TASK DIRECTIONS | Copy out all lines where "annotation" appears.
===== DATA TO USE =====
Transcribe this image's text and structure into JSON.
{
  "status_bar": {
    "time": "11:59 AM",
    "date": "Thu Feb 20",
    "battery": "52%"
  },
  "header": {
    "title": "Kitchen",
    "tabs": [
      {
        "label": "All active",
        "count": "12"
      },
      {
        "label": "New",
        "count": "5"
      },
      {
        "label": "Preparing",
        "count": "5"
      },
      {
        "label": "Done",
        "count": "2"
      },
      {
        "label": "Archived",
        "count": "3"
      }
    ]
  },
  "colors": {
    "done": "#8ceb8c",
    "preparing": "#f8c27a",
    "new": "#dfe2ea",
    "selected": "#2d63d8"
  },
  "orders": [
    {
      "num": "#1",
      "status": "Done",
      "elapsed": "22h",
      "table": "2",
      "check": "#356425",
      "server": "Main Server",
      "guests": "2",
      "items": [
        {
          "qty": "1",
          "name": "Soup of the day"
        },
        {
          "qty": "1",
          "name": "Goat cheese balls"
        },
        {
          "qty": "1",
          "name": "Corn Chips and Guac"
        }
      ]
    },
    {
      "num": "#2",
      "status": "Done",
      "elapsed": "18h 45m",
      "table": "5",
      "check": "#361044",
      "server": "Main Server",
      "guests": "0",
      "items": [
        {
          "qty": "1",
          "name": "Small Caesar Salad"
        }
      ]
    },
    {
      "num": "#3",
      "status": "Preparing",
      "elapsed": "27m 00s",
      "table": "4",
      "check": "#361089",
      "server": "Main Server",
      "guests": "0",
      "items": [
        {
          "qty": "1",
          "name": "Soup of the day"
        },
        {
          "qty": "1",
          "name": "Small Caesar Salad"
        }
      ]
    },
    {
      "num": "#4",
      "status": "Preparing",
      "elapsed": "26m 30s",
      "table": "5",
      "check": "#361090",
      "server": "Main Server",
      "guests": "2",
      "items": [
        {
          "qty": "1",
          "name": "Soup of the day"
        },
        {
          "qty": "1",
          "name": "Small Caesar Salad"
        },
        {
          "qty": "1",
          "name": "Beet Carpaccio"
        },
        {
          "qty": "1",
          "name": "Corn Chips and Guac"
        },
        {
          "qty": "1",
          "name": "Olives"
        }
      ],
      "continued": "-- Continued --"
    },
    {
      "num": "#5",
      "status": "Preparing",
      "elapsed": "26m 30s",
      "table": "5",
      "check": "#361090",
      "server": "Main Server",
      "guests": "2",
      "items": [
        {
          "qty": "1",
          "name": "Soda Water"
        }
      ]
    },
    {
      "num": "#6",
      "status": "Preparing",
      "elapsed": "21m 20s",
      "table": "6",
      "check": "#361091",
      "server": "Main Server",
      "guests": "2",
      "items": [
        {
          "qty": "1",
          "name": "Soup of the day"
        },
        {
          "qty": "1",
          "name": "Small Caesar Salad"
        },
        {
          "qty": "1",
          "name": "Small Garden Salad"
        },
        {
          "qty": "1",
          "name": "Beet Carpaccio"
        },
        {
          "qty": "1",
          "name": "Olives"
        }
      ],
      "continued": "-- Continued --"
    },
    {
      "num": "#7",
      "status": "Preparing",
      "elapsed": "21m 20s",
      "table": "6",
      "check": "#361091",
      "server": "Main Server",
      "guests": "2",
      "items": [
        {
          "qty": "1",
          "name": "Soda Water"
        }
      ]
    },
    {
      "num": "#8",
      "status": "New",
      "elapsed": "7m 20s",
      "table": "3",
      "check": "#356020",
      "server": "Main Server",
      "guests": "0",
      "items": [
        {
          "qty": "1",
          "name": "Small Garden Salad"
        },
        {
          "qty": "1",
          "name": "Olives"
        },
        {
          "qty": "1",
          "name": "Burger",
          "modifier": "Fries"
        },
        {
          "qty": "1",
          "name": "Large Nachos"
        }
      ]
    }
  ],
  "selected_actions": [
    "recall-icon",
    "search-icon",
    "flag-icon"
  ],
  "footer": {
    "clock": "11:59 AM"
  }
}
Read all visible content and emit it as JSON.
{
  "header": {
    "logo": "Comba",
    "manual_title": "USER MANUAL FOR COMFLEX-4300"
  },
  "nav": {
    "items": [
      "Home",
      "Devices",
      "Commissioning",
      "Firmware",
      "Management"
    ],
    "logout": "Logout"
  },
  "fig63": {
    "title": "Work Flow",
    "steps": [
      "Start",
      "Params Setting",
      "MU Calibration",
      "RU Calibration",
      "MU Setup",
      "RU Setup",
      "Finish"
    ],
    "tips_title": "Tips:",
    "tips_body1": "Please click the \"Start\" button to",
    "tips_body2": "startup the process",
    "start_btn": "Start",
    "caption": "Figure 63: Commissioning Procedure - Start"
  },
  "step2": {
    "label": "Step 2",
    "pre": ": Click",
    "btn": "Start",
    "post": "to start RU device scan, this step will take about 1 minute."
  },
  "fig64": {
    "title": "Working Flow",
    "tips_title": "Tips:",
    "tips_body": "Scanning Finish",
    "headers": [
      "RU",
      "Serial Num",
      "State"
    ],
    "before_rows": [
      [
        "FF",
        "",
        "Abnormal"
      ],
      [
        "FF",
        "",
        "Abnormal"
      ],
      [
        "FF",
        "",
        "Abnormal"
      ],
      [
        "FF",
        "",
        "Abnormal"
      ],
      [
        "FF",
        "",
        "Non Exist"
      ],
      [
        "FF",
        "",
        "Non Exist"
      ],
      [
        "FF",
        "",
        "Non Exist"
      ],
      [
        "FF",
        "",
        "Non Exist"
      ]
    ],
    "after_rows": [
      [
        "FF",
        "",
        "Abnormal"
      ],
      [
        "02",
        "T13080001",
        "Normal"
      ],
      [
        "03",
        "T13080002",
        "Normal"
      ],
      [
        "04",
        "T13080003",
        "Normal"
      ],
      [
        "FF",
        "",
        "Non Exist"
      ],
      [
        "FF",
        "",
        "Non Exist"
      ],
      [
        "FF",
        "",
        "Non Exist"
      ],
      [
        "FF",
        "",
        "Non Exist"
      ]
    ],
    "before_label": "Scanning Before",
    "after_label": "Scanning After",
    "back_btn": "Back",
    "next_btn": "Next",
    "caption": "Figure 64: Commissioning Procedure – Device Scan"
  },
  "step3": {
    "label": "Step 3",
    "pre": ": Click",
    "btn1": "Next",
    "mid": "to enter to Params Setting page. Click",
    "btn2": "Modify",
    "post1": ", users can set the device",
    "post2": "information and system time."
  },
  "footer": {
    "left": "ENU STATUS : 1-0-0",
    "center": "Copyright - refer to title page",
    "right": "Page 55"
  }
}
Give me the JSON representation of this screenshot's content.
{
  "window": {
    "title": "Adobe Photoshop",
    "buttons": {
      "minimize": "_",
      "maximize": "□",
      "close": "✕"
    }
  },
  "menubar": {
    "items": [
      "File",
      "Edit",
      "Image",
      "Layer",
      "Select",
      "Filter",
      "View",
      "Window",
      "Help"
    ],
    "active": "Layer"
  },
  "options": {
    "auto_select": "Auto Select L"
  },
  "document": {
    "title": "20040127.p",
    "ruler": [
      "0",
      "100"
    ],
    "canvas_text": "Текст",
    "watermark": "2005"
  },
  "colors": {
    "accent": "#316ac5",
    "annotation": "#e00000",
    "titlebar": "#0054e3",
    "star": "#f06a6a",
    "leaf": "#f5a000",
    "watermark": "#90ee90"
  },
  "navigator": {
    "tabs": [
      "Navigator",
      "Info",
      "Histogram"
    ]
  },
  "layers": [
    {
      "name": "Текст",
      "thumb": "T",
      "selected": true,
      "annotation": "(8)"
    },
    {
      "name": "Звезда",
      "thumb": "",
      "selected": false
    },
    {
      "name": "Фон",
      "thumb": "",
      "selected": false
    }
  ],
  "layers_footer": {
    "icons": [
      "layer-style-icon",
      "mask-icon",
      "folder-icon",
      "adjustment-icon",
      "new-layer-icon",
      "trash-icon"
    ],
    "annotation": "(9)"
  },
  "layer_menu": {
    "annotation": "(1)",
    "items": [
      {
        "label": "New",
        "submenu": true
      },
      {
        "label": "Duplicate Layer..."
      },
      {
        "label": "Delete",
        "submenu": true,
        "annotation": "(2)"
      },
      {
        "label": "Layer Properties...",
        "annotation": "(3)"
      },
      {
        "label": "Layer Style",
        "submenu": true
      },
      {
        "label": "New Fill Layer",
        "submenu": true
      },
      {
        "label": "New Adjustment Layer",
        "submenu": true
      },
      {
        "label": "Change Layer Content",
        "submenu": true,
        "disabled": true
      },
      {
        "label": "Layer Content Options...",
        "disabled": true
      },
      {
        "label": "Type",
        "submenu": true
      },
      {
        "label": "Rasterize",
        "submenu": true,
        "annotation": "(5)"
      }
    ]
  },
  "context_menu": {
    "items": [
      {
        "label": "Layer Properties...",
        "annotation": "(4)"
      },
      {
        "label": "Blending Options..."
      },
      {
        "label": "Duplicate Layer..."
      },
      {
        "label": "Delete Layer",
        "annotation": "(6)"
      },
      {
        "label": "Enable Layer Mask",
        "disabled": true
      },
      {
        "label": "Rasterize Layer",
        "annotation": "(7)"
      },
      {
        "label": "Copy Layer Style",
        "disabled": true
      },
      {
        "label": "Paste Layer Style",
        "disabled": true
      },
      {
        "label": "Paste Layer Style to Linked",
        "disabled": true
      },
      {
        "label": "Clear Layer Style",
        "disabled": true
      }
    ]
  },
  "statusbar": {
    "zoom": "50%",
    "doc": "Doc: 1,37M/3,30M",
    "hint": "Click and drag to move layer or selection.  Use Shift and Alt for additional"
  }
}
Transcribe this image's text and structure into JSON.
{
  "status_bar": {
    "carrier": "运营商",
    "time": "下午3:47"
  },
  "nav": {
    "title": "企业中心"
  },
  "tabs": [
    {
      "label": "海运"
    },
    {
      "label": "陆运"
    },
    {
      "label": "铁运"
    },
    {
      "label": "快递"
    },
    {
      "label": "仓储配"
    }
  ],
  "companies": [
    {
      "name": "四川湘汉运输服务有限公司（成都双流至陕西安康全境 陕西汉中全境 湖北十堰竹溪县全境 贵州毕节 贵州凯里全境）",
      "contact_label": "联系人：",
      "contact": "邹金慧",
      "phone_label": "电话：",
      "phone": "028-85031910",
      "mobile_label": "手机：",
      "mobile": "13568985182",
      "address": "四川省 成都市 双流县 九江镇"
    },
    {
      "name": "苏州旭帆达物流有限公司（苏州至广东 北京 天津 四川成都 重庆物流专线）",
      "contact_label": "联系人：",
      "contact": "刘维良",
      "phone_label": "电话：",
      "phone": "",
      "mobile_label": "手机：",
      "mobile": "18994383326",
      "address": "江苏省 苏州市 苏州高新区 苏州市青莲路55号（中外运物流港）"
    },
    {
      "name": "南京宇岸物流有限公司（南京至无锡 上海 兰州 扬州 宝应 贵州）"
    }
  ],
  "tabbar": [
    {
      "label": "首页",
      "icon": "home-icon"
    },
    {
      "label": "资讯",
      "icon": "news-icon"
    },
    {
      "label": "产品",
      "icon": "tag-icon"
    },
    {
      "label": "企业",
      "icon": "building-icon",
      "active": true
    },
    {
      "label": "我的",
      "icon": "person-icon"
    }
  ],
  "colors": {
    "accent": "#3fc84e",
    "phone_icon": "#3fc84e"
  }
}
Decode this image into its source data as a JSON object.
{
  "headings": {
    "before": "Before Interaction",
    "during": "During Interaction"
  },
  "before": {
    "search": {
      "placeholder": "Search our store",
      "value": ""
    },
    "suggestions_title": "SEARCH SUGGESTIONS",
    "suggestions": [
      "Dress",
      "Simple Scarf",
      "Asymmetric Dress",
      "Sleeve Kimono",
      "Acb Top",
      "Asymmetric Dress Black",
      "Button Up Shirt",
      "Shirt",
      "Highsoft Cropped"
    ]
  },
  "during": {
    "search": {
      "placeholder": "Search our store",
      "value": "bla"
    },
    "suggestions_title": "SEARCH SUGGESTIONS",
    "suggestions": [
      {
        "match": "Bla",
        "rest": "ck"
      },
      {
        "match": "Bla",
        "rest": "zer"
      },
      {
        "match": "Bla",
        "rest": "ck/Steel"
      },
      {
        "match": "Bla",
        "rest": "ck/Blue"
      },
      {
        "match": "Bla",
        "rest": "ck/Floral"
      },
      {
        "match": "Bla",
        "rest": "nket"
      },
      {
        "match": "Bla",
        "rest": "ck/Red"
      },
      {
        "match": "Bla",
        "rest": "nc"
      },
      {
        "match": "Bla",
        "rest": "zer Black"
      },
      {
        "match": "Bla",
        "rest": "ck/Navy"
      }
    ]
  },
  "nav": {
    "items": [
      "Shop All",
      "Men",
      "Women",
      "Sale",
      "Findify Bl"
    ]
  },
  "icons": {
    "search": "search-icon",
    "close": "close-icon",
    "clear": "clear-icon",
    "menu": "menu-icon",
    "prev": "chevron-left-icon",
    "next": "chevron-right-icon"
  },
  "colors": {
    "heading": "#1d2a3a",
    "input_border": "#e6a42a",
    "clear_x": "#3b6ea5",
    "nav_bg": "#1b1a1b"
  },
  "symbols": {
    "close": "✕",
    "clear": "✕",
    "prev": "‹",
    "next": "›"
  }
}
=====
REPLY TO THE EXERCISE |
    "annotation": "#e00000",
      "annotation": "(8)"
    "annotation": "(9)"
    "annotation": "(1)",
        "annotation": "(2)"
        "annotation": "(3)"
        "annotation": "(5)"
        "annotation": "(4)"
        "annotation": "(6)"
        "annotation": "(7)"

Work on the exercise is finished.